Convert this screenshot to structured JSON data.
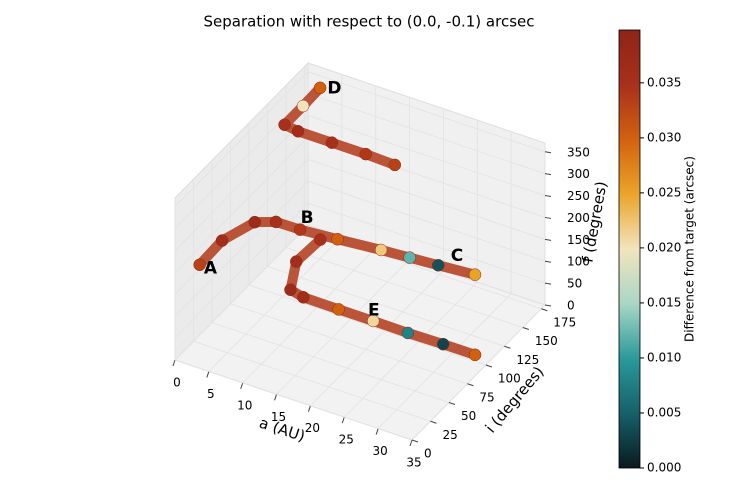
{
  "chart_data": {
    "type": "scatter3d",
    "title": "Separation with respect to (0.0, -0.1) arcsec",
    "xlabel": "a (AU)",
    "ylabel": "i (degrees)",
    "zlabel": "f (degrees)",
    "xlim": [
      0,
      35
    ],
    "ylim": [
      0,
      180
    ],
    "zlim": [
      0,
      370
    ],
    "xticks": [
      0,
      5,
      10,
      15,
      20,
      25,
      30,
      35
    ],
    "yticks": [
      0,
      25,
      50,
      75,
      100,
      125,
      150,
      175
    ],
    "zticks": [
      0,
      50,
      100,
      150,
      200,
      250,
      300,
      350
    ],
    "grid": true,
    "colorbar": {
      "label": "Difference from target (arcsec)",
      "clim": [
        0,
        0.0398
      ],
      "colormap": [
        "#0b1a20",
        "#16606a",
        "#2a9a9a",
        "#a9d6c6",
        "#f2e4bd",
        "#eaa52a",
        "#d2620f",
        "#a8301c",
        "#8e2418"
      ],
      "ticks": [
        {
          "value": 0,
          "label": "0.000"
        },
        {
          "value": 0.005,
          "label": "0.005"
        },
        {
          "value": 0.01,
          "label": "0.010"
        },
        {
          "value": 0.015,
          "label": "0.015"
        },
        {
          "value": 0.02,
          "label": "0.020"
        },
        {
          "value": 0.025,
          "label": "0.025"
        },
        {
          "value": 0.03,
          "label": "0.030"
        },
        {
          "value": 0.035,
          "label": "0.035"
        }
      ]
    },
    "tracks": [
      {
        "x": [
          1.9,
          1.5,
          2.4,
          4,
          6.8,
          12,
          18,
          22,
          26,
          31.1
        ],
        "y": [
          16,
          50,
          86,
          100,
          107,
          110,
          114,
          116,
          118,
          121
        ],
        "z": [
          200,
          195,
          180,
          165,
          150,
          150,
          150,
          150,
          150,
          150
        ],
        "c": [
          0.033,
          0.036,
          0.037,
          0.035,
          0.034,
          0.03,
          0.022,
          0.012,
          0.004,
          0.025
        ]
      },
      {
        "x": [
          3.1,
          2,
          0.8,
          3,
          8,
          13,
          17.4
        ],
        "y": [
          168,
          155,
          141,
          139,
          139,
          139,
          138
        ],
        "z": [
          350,
          325,
          300,
          300,
          300,
          300,
          300
        ],
        "c": [
          0.03,
          0.02,
          0.035,
          0.036,
          0.035,
          0.034,
          0.033
        ]
      },
      {
        "x": [
          8.7,
          7,
          8,
          10,
          15,
          20,
          25,
          30,
          34.6
        ],
        "y": [
          117,
          100,
          83,
          82,
          84,
          85,
          86,
          88,
          89
        ],
        "z": [
          120,
          90,
          60,
          55,
          50,
          48,
          45,
          42,
          40
        ],
        "c": [
          0.035,
          0.036,
          0.037,
          0.036,
          0.03,
          0.021,
          0.008,
          0.003,
          0.03
        ]
      }
    ],
    "annotations": [
      {
        "text": "A",
        "x": 3.5,
        "y": 16,
        "z": 200
      },
      {
        "text": "B",
        "x": 7.5,
        "y": 110,
        "z": 175
      },
      {
        "text": "C",
        "x": 28,
        "y": 125,
        "z": 170
      },
      {
        "text": "D",
        "x": 5,
        "y": 170,
        "z": 355
      },
      {
        "text": "E",
        "x": 19,
        "y": 95,
        "z": 50
      }
    ]
  }
}
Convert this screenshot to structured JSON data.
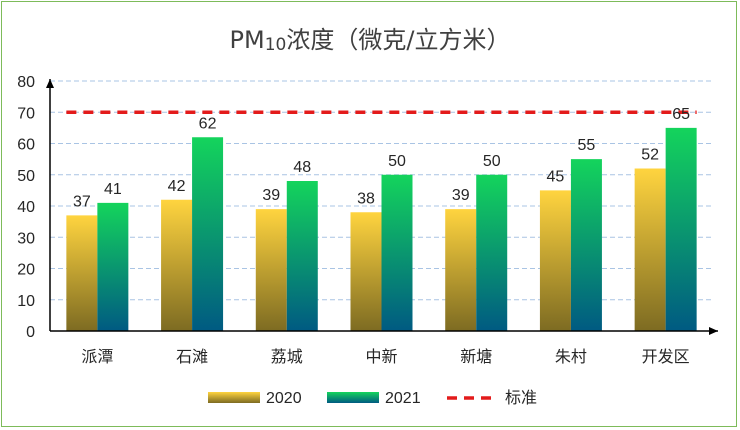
{
  "chart_data": {
    "type": "bar",
    "title": "PM10浓度（微克/立方米）",
    "title_prefix": "PM",
    "title_sub": "10",
    "title_suffix": "浓度（微克/立方米）",
    "categories": [
      "派潭",
      "石滩",
      "荔城",
      "中新",
      "新塘",
      "朱村",
      "开发区"
    ],
    "series": [
      {
        "name": "2020",
        "values": [
          37,
          42,
          39,
          38,
          39,
          45,
          52
        ],
        "color_top": "#ffd43f",
        "color_bottom": "#7d6b22"
      },
      {
        "name": "2021",
        "values": [
          41,
          62,
          48,
          50,
          50,
          55,
          65
        ],
        "color_top": "#14d45c",
        "color_bottom": "#005a82"
      }
    ],
    "reference_line": {
      "name": "标准",
      "value": 70,
      "color": "#e31b1b"
    },
    "ylim": [
      0,
      80
    ],
    "yticks": [
      0,
      10,
      20,
      30,
      40,
      50,
      60,
      70,
      80
    ],
    "grid": true,
    "legend_position": "bottom",
    "xlabel": "",
    "ylabel": ""
  }
}
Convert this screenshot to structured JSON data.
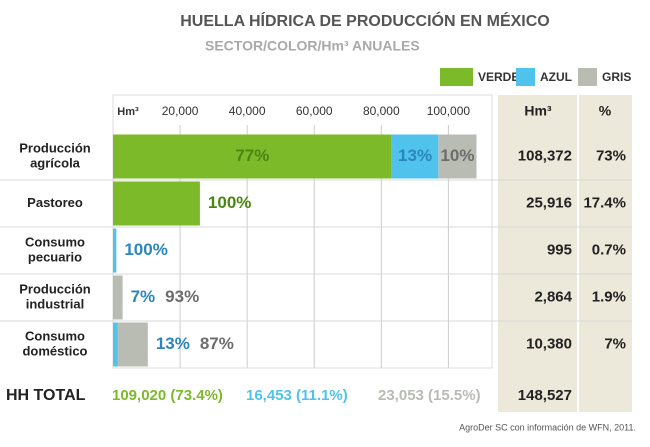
{
  "chart_data": {
    "type": "stacked-barh",
    "title": "HUELLA HÍDRICA DE PRODUCCIÓN EN MÉXICO",
    "subtitle": "SECTOR/COLOR/Hm³ ANUALES",
    "xlabel": "Hm³",
    "categories": [
      [
        "Producción",
        "agrícola"
      ],
      [
        "Pastoreo"
      ],
      [
        "Consumo",
        "pecuario"
      ],
      [
        "Producción",
        "industrial"
      ],
      [
        "Consumo",
        "doméstico"
      ]
    ],
    "series": [
      {
        "name": "VERDE",
        "color": "#7dba2a",
        "label_color": "#4a8612",
        "values": [
          83104,
          25916,
          0,
          0,
          0
        ],
        "value_labels": [
          "77%",
          "100%",
          null,
          null,
          null
        ]
      },
      {
        "name": "AZUL",
        "color": "#4fc3ec",
        "label_color": "#2a86bd",
        "values": [
          13909,
          0,
          995,
          200,
          1349
        ],
        "value_labels": [
          "13%",
          null,
          "100%",
          "7%",
          "13%"
        ]
      },
      {
        "name": "GRIS",
        "color": "#b8bcb3",
        "label_color": "#6d6d6d",
        "values": [
          11359,
          0,
          0,
          2664,
          9031
        ],
        "value_labels": [
          "10%",
          null,
          null,
          "93%",
          "87%"
        ]
      }
    ],
    "xlim": [
      0,
      113000
    ],
    "xticks": [
      {
        "value": 20000,
        "label": "20,000"
      },
      {
        "value": 40000,
        "label": "40,000"
      },
      {
        "value": 60000,
        "label": "60,000"
      },
      {
        "value": 80000,
        "label": "80,000"
      },
      {
        "value": 100000,
        "label": "100,000"
      }
    ],
    "grid": true,
    "table": {
      "headers": [
        "Hm³",
        "%"
      ],
      "rows": [
        [
          "108,372",
          "73%"
        ],
        [
          "25,916",
          "17.4%"
        ],
        [
          "995",
          "0.7%"
        ],
        [
          "2,864",
          "1.9%"
        ],
        [
          "10,380",
          "7%"
        ]
      ]
    },
    "total_row": {
      "label": "HH TOTAL",
      "cells": [
        "109,020 (73.4%)",
        "16,453 (11.1%)",
        "23,053 (15.5%)"
      ],
      "total": "148,527"
    },
    "source": "AgroDer SC con información de WFN, 2011."
  }
}
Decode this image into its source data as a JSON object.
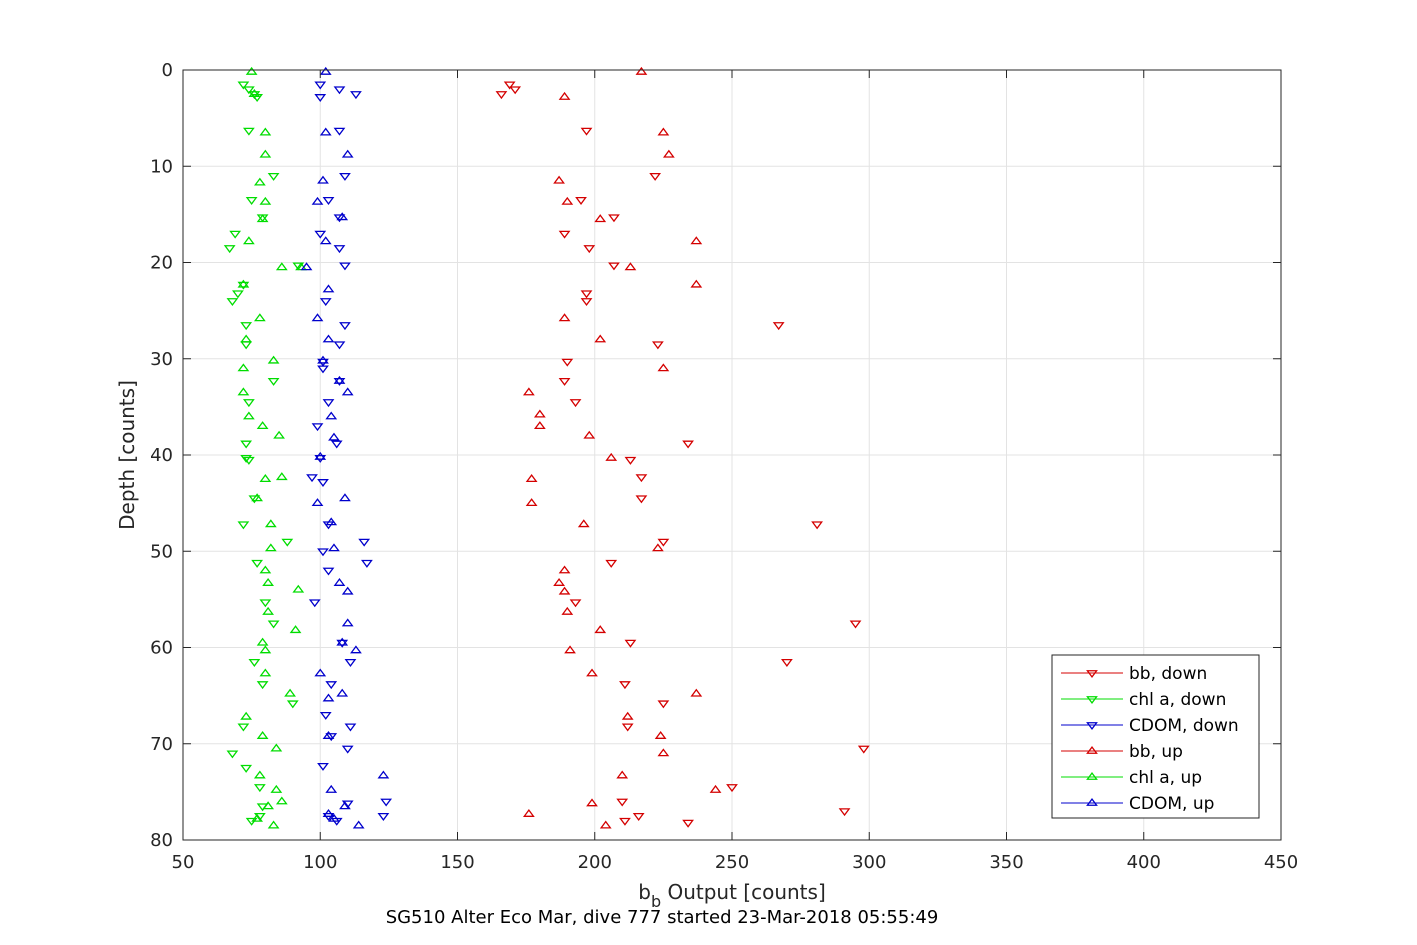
::::::::::
INSTRUCTIONS FOR THE TASK: Quote each line of the listing exactly, but leave the pictures out.

RESULT BELOW:
Convert this screenshot to structured JSON data.
{
  "chart_data": {
    "type": "scatter3d",
    "title": "Separation with respect to (0.0, -0.1) arcsec",
    "xlabel": "a (AU)",
    "ylabel": "i (degrees)",
    "zlabel": "f (degrees)",
    "xlim": [
      0,
      35
    ],
    "ylim": [
      0,
      180
    ],
    "zlim": [
      0,
      370
    ],
    "xticks": [
      0,
      5,
      10,
      15,
      20,
      25,
      30,
      35
    ],
    "yticks": [
      0,
      25,
      50,
      75,
      100,
      125,
      150,
      175
    ],
    "zticks": [
      0,
      50,
      100,
      150,
      200,
      250,
      300,
      350
    ],
    "grid": true,
    "colorbar": {
      "label": "Difference from target (arcsec)",
      "clim": [
        0,
        0.0398
      ],
      "colormap": [
        "#0b1a20",
        "#16606a",
        "#2a9a9a",
        "#a9d6c6",
        "#f2e4bd",
        "#eaa52a",
        "#d2620f",
        "#a8301c",
        "#8e2418"
      ],
      "ticks": [
        {
          "value": 0,
          "label": "0.000"
        },
        {
          "value": 0.005,
          "label": "0.005"
        },
        {
          "value": 0.01,
          "label": "0.010"
        },
        {
          "value": 0.015,
          "label": "0.015"
        },
        {
          "value": 0.02,
          "label": "0.020"
        },
        {
          "value": 0.025,
          "label": "0.025"
        },
        {
          "value": 0.03,
          "label": "0.030"
        },
        {
          "value": 0.035,
          "label": "0.035"
        }
      ]
    },
    "tracks": [
      {
        "x": [
          1.9,
          1.5,
          2.4,
          4,
          6.8,
          12,
          18,
          22,
          26,
          31.1
        ],
        "y": [
          16,
          50,
          86,
          100,
          107,
          110,
          114,
          116,
          118,
          121
        ],
        "z": [
          200,
          195,
          180,
          165,
          150,
          150,
          150,
          150,
          150,
          150
        ],
        "c": [
          0.033,
          0.036,
          0.037,
          0.035,
          0.034,
          0.03,
          0.022,
          0.012,
          0.004,
          0.025
        ]
      },
      {
        "x": [
          3.1,
          2,
          0.8,
          3,
          8,
          13,
          17.4
        ],
        "y": [
          168,
          155,
          141,
          139,
          139,
          139,
          138
        ],
        "z": [
          350,
          325,
          300,
          300,
          300,
          300,
          300
        ],
        "c": [
          0.03,
          0.02,
          0.035,
          0.036,
          0.035,
          0.034,
          0.033
        ]
      },
      {
        "x": [
          8.7,
          7,
          8,
          10,
          15,
          20,
          25,
          30,
          34.6
        ],
        "y": [
          117,
          100,
          83,
          82,
          84,
          85,
          86,
          88,
          89
        ],
        "z": [
          120,
          90,
          60,
          55,
          50,
          48,
          45,
          42,
          40
        ],
        "c": [
          0.035,
          0.036,
          0.037,
          0.036,
          0.03,
          0.021,
          0.008,
          0.003,
          0.03
        ]
      }
    ],
    "annotations": [
      {
        "text": "A",
        "x": 3.5,
        "y": 16,
        "z": 200
      },
      {
        "text": "B",
        "x": 7.5,
        "y": 110,
        "z": 175
      },
      {
        "text": "C",
        "x": 28,
        "y": 125,
        "z": 170
      },
      {
        "text": "D",
        "x": 5,
        "y": 170,
        "z": 355
      },
      {
        "text": "E",
        "x": 19,
        "y": 95,
        "z": 50
      }
    ]
  }
}
Convert this screenshot to structured JSON data.
{
  "chart_data": {
    "type": "bar",
    "title": "PM10浓度（微克/立方米）",
    "title_prefix": "PM",
    "title_sub": "10",
    "title_suffix": "浓度（微克/立方米）",
    "categories": [
      "派潭",
      "石滩",
      "荔城",
      "中新",
      "新塘",
      "朱村",
      "开发区"
    ],
    "series": [
      {
        "name": "2020",
        "values": [
          37,
          42,
          39,
          38,
          39,
          45,
          52
        ],
        "color_top": "#ffd43f",
        "color_bottom": "#7d6b22"
      },
      {
        "name": "2021",
        "values": [
          41,
          62,
          48,
          50,
          50,
          55,
          65
        ],
        "color_top": "#14d45c",
        "color_bottom": "#005a82"
      }
    ],
    "reference_line": {
      "name": "标准",
      "value": 70,
      "color": "#e31b1b"
    },
    "ylim": [
      0,
      80
    ],
    "yticks": [
      0,
      10,
      20,
      30,
      40,
      50,
      60,
      70,
      80
    ],
    "grid": true,
    "legend_position": "bottom",
    "xlabel": "",
    "ylabel": ""
  }
}
Convert this screenshot to structured JSON data.
{
  "chart_data": {
    "type": "stacked-barh",
    "title": "HUELLA HÍDRICA DE PRODUCCIÓN EN MÉXICO",
    "subtitle": "SECTOR/COLOR/Hm³ ANUALES",
    "xlabel": "Hm³",
    "categories": [
      [
        "Producción",
        "agrícola"
      ],
      [
        "Pastoreo"
      ],
      [
        "Consumo",
        "pecuario"
      ],
      [
        "Producción",
        "industrial"
      ],
      [
        "Consumo",
        "doméstico"
      ]
    ],
    "series": [
      {
        "name": "VERDE",
        "color": "#7dba2a",
        "label_color": "#4a8612",
        "values": [
          83104,
          25916,
          0,
          0,
          0
        ],
        "value_labels": [
          "77%",
          "100%",
          null,
          null,
          null
        ]
      },
      {
        "name": "AZUL",
        "color": "#4fc3ec",
        "label_color": "#2a86bd",
        "values": [
          13909,
          0,
          995,
          200,
          1349
        ],
        "value_labels": [
          "13%",
          null,
          "100%",
          "7%",
          "13%"
        ]
      },
      {
        "name": "GRIS",
        "color": "#b8bcb3",
        "label_color": "#6d6d6d",
        "values": [
          11359,
          0,
          0,
          2664,
          9031
        ],
        "value_labels": [
          "10%",
          null,
          null,
          "93%",
          "87%"
        ]
      }
    ],
    "xlim": [
      0,
      113000
    ],
    "xticks": [
      {
        "value": 20000,
        "label": "20,000"
      },
      {
        "value": 40000,
        "label": "40,000"
      },
      {
        "value": 60000,
        "label": "60,000"
      },
      {
        "value": 80000,
        "label": "80,000"
      },
      {
        "value": 100000,
        "label": "100,000"
      }
    ],
    "grid": true,
    "table": {
      "headers": [
        "Hm³",
        "%"
      ],
      "rows": [
        [
          "108,372",
          "73%"
        ],
        [
          "25,916",
          "17.4%"
        ],
        [
          "995",
          "0.7%"
        ],
        [
          "2,864",
          "1.9%"
        ],
        [
          "10,380",
          "7%"
        ]
      ]
    },
    "total_row": {
      "label": "HH TOTAL",
      "cells": [
        "109,020 (73.4%)",
        "16,453 (11.1%)",
        "23,053 (15.5%)"
      ],
      "total": "148,527"
    },
    "source": "AgroDer SC con información de WFN, 2011."
  }
}
Decode this image into its source data as a JSON object.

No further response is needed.